(begin)

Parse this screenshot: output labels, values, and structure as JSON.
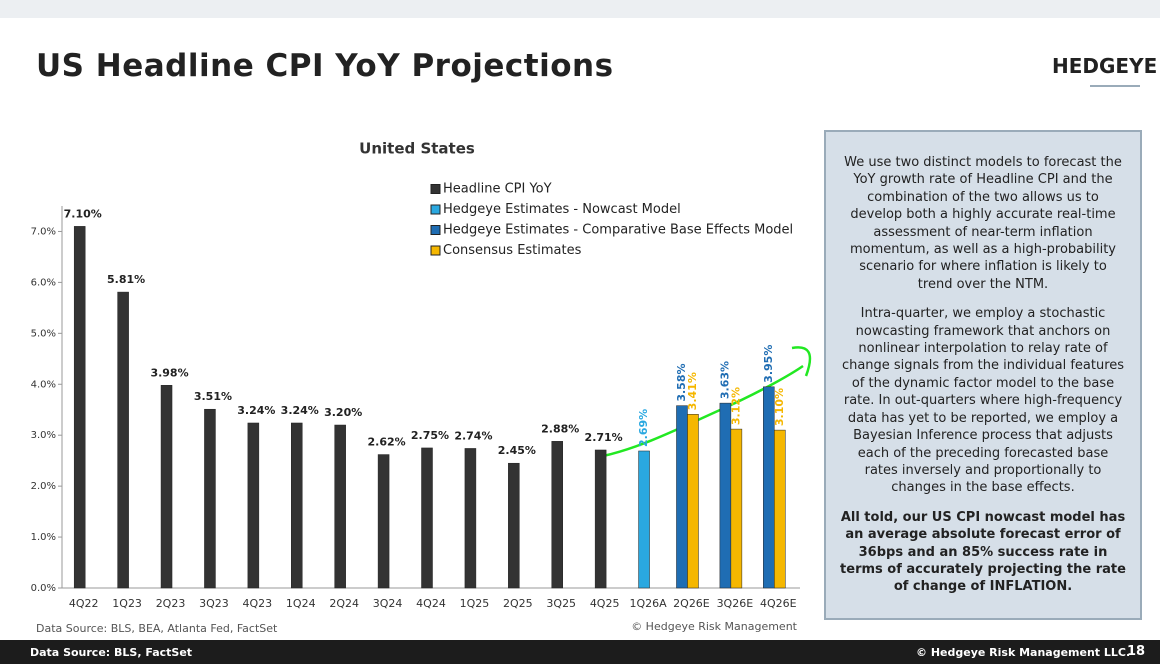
{
  "slide": {
    "title": "US Headline CPI YoY Projections",
    "logo": "HEDGEYE",
    "text_box": {
      "paragraphs": [
        "We use two distinct models to forecast the YoY growth rate of Headline CPI and the combination of the two allows us to develop both a highly accurate real-time assessment of near-term inflation momentum, as well as a high-probability scenario for where inflation is likely to trend over the NTM.",
        "Intra-quarter, we employ a stochastic nowcasting framework that anchors on nonlinear interpolation to relay rate of change signals from the individual features of the dynamic factor model to the base rate. In out-quarters where high-frequency data has yet to be reported, we employ a Bayesian Inference process that adjusts each of the preceding forecasted base rates inversely and proportionally to changes in the base effects.",
        "All told, our US CPI nowcast model has an average absolute forecast error of 36bps and an 85% success rate in terms of accurately projecting the rate of change of INFLATION."
      ]
    },
    "footer_source": "Data Source: BLS, FactSet",
    "footer_copyright": "© Hedgeye Risk Management LLC.",
    "page_number": "18"
  },
  "chart_data": {
    "type": "bar",
    "title": "United States",
    "source": "Data Source: BLS, BEA, Atlanta Fed, FactSet",
    "credit": "© Hedgeye Risk Management",
    "categories": [
      "4Q22",
      "1Q23",
      "2Q23",
      "3Q23",
      "4Q23",
      "1Q24",
      "2Q24",
      "3Q24",
      "4Q24",
      "1Q25",
      "2Q25",
      "3Q25",
      "4Q25",
      "1Q26A",
      "2Q26E",
      "3Q26E",
      "4Q26E"
    ],
    "series": [
      {
        "name": "Headline CPI YoY",
        "color": "#333333",
        "values": [
          7.1,
          5.81,
          3.98,
          3.51,
          3.24,
          3.24,
          3.2,
          2.62,
          2.75,
          2.74,
          2.45,
          2.88,
          2.71,
          null,
          null,
          null,
          null
        ],
        "value_labels": [
          "7.10%",
          "5.81%",
          "3.98%",
          "3.51%",
          "3.24%",
          "3.24%",
          "3.20%",
          "2.62%",
          "2.75%",
          "2.74%",
          "2.45%",
          "2.88%",
          "2.71%",
          null,
          null,
          null,
          null
        ]
      },
      {
        "name": "Hedgeye Estimates - Nowcast Model",
        "color": "#2aa8e0",
        "values": [
          null,
          null,
          null,
          null,
          null,
          null,
          null,
          null,
          null,
          null,
          null,
          null,
          null,
          2.69,
          null,
          null,
          null
        ],
        "value_labels": [
          null,
          null,
          null,
          null,
          null,
          null,
          null,
          null,
          null,
          null,
          null,
          null,
          null,
          "2.69%",
          null,
          null,
          null
        ]
      },
      {
        "name": "Hedgeye Estimates - Comparative Base Effects Model",
        "color": "#1f6db3",
        "values": [
          null,
          null,
          null,
          null,
          null,
          null,
          null,
          null,
          null,
          null,
          null,
          null,
          null,
          null,
          3.58,
          3.63,
          3.95
        ],
        "value_labels": [
          null,
          null,
          null,
          null,
          null,
          null,
          null,
          null,
          null,
          null,
          null,
          null,
          null,
          null,
          "3.58%",
          "3.63%",
          "3.95%"
        ]
      },
      {
        "name": "Consensus Estimates",
        "color": "#f5b700",
        "values": [
          null,
          null,
          null,
          null,
          null,
          null,
          null,
          null,
          null,
          null,
          null,
          null,
          null,
          null,
          3.41,
          3.12,
          3.1
        ],
        "value_labels": [
          null,
          null,
          null,
          null,
          null,
          null,
          null,
          null,
          null,
          null,
          null,
          null,
          null,
          null,
          "3.41%",
          "3.12%",
          "3.10%"
        ]
      }
    ],
    "ylim": [
      0,
      7.5
    ],
    "yticks": [
      {
        "value": 0,
        "label": "0.0%"
      },
      {
        "value": 1,
        "label": "1.0%"
      },
      {
        "value": 2,
        "label": "2.0%"
      },
      {
        "value": 3,
        "label": "3.0%"
      },
      {
        "value": 4,
        "label": "4.0%"
      },
      {
        "value": 5,
        "label": "5.0%"
      },
      {
        "value": 6,
        "label": "6.0%"
      },
      {
        "value": 7,
        "label": "7.0%"
      }
    ],
    "grid": false
  }
}
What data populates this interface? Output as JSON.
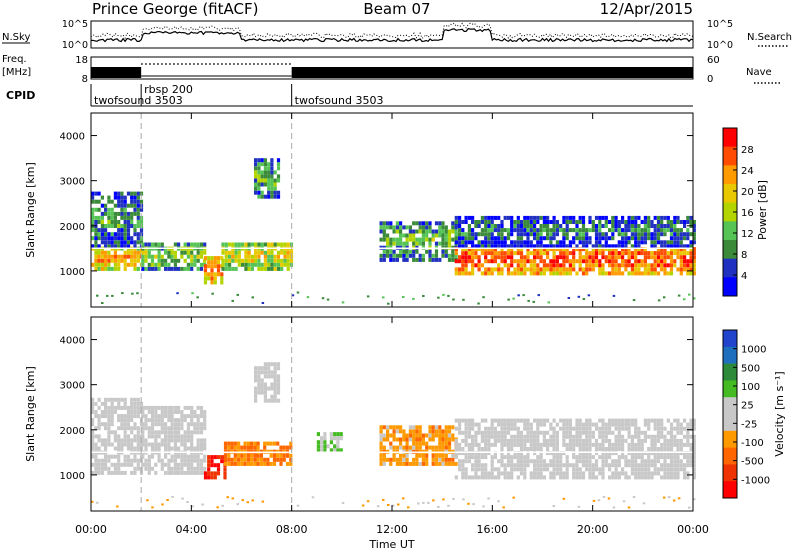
{
  "header": {
    "station": "Prince George (fitACF)",
    "beam": "Beam 07",
    "date": "12/Apr/2015"
  },
  "strip": {
    "nsky_label": "N.Sky",
    "nsearch_label": "N.Search",
    "noise_ticks": [
      "10^5",
      "10^0"
    ],
    "freq_label": "Freq.",
    "freq_unit": "[MHz]",
    "freq_ticks": [
      "18",
      "8"
    ],
    "nave_label": "Nave",
    "nave_ticks": [
      "60",
      "0"
    ],
    "cpid_label": "CPID",
    "cpid_segments": [
      {
        "name": "twofsound 3503",
        "start_hour": 0,
        "end_hour": 2
      },
      {
        "name": "rbsp 200",
        "start_hour": 2,
        "end_hour": 8
      },
      {
        "name": "twofsound 3503",
        "start_hour": 8,
        "end_hour": 24
      }
    ]
  },
  "panels": {
    "ylabel": "Slant Range [km]",
    "yticks": [
      "4000",
      "3000",
      "2000",
      "1000"
    ]
  },
  "xaxis": {
    "label": "Time UT",
    "ticks": [
      "00:00",
      "04:00",
      "08:00",
      "12:00",
      "16:00",
      "20:00",
      "00:00"
    ]
  },
  "colorbars": {
    "power": {
      "label": "Power [dB]",
      "ticks": [
        "28",
        "24",
        "20",
        "16",
        "12",
        "8",
        "4"
      ],
      "colors": [
        "#ff0000",
        "#ff4c00",
        "#ff9a00",
        "#e8c800",
        "#b4d400",
        "#55c455",
        "#3a8a3a",
        "#2030c0",
        "#0000ff"
      ]
    },
    "velocity": {
      "label": "Velocity [m s⁻¹]",
      "ticks": [
        "1000",
        "500",
        "100",
        "25",
        "-25",
        "-100",
        "-500",
        "-1000"
      ],
      "colors": [
        "#2244cc",
        "#1f6fbf",
        "#2d8a3a",
        "#44bb22",
        "#c8c8c8",
        "#c8c8c8",
        "#ff9900",
        "#ff6600",
        "#ee3300",
        "#ff0000"
      ]
    }
  },
  "chart_data": [
    {
      "type": "heatmap",
      "name": "Power",
      "title": "",
      "xlabel": "Time UT",
      "ylabel": "Slant Range [km]",
      "xlim_hours": [
        0,
        24
      ],
      "ylim": [
        200,
        4500
      ],
      "zlabel": "Power [dB]",
      "zlim": [
        0,
        30
      ],
      "bands": [
        {
          "t_start": 0.0,
          "t_end": 2.0,
          "r_low": 1000,
          "r_high": 1500,
          "value": 22
        },
        {
          "t_start": 0.0,
          "t_end": 2.0,
          "r_low": 1500,
          "r_high": 2700,
          "value": 10
        },
        {
          "t_start": 2.0,
          "t_end": 4.5,
          "r_low": 1000,
          "r_high": 1600,
          "value": 14
        },
        {
          "t_start": 4.5,
          "t_end": 5.2,
          "r_low": 700,
          "r_high": 1300,
          "value": 24
        },
        {
          "t_start": 5.2,
          "t_end": 8.0,
          "r_low": 1000,
          "r_high": 1600,
          "value": 18
        },
        {
          "t_start": 6.5,
          "t_end": 7.5,
          "r_low": 2600,
          "r_high": 3500,
          "value": 12
        },
        {
          "t_start": 11.5,
          "t_end": 14.5,
          "r_low": 1200,
          "r_high": 2100,
          "value": 12
        },
        {
          "t_start": 14.5,
          "t_end": 24.0,
          "r_low": 900,
          "r_high": 1500,
          "value": 26
        },
        {
          "t_start": 14.5,
          "t_end": 24.0,
          "r_low": 1500,
          "r_high": 2200,
          "value": 8
        }
      ]
    },
    {
      "type": "heatmap",
      "name": "Velocity",
      "title": "",
      "xlabel": "Time UT",
      "ylabel": "Slant Range [km]",
      "xlim_hours": [
        0,
        24
      ],
      "ylim": [
        200,
        4500
      ],
      "zlabel": "Velocity [m s-1]",
      "zlim": [
        -1000,
        1000
      ],
      "bands": [
        {
          "t_start": 0.0,
          "t_end": 2.0,
          "r_low": 1000,
          "r_high": 2700,
          "value": 0
        },
        {
          "t_start": 2.0,
          "t_end": 4.5,
          "r_low": 1000,
          "r_high": 2500,
          "value": 0
        },
        {
          "t_start": 4.5,
          "t_end": 5.3,
          "r_low": 900,
          "r_high": 1400,
          "value": -800
        },
        {
          "t_start": 5.3,
          "t_end": 8.0,
          "r_low": 1200,
          "r_high": 1700,
          "value": -400
        },
        {
          "t_start": 6.5,
          "t_end": 7.5,
          "r_low": 2600,
          "r_high": 3500,
          "value": 0
        },
        {
          "t_start": 9.0,
          "t_end": 10.0,
          "r_low": 1500,
          "r_high": 1900,
          "value": 150
        },
        {
          "t_start": 11.5,
          "t_end": 14.5,
          "r_low": 1200,
          "r_high": 2100,
          "value": -300
        },
        {
          "t_start": 14.5,
          "t_end": 24.0,
          "r_low": 900,
          "r_high": 2200,
          "value": 0
        }
      ]
    }
  ]
}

(end)

■ **What the task requires**:
A line counts if it holds the word "name". How many lines of the entries count? Give the number only.

■ **Right answer**:
9